◆ Do this ◆
Repeat the data below exactly, dropping any pictures it holds.

┏━━

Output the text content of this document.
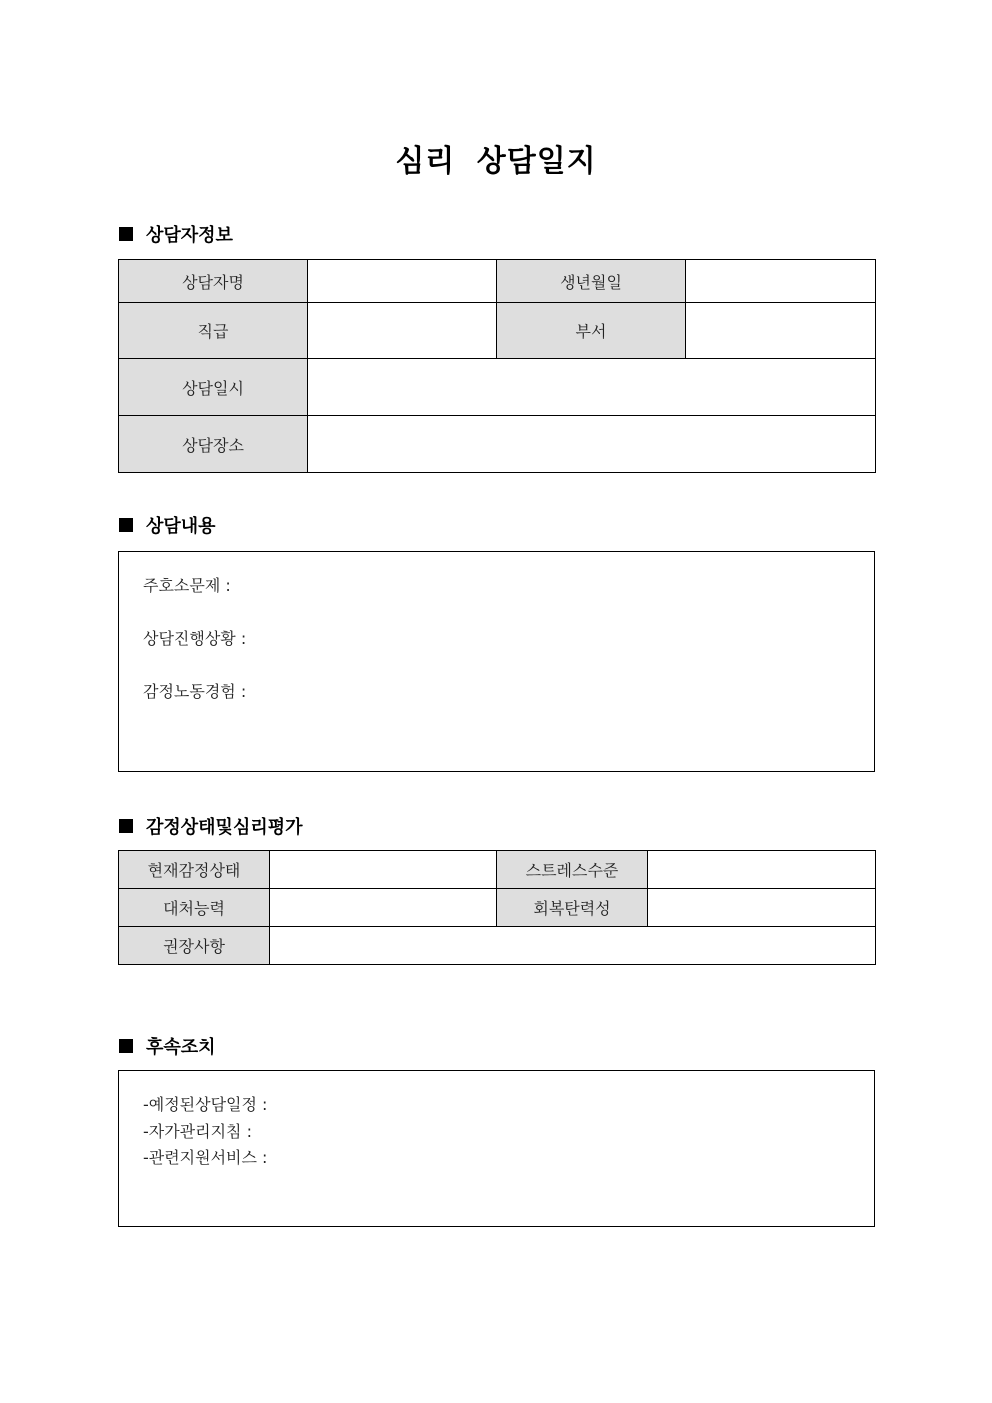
심리 상담일지
상담자정보
상담자명		생년월일	
직급		부서	
상담일시			
상담장소			
상담내용
주호소문제 :
상담진행상황 :
감정노동경험 :
감정상태및심리평가
현재감정상태		스트레스수준	
대처능력		회복탄력성	
권장사항			
후속조치
-예정된상담일정 :
-자가관리지침 :
-관련지원서비스 :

┗━━

◆ Full response ◆
Output the text content of this document.
심리 상담일지
상담자정보
상담자명		생년월일	
직급		부서	
상담일시			
상담장소			
상담내용
주호소문제 :
상담진행상황 :
감정노동경험 :
감정상태및심리평가
현재감정상태		스트레스수준	
대처능력		회복탄력성	
권장사항			
후속조치
-예정된상담일정 :
-자가관리지침 :
-관련지원서비스 :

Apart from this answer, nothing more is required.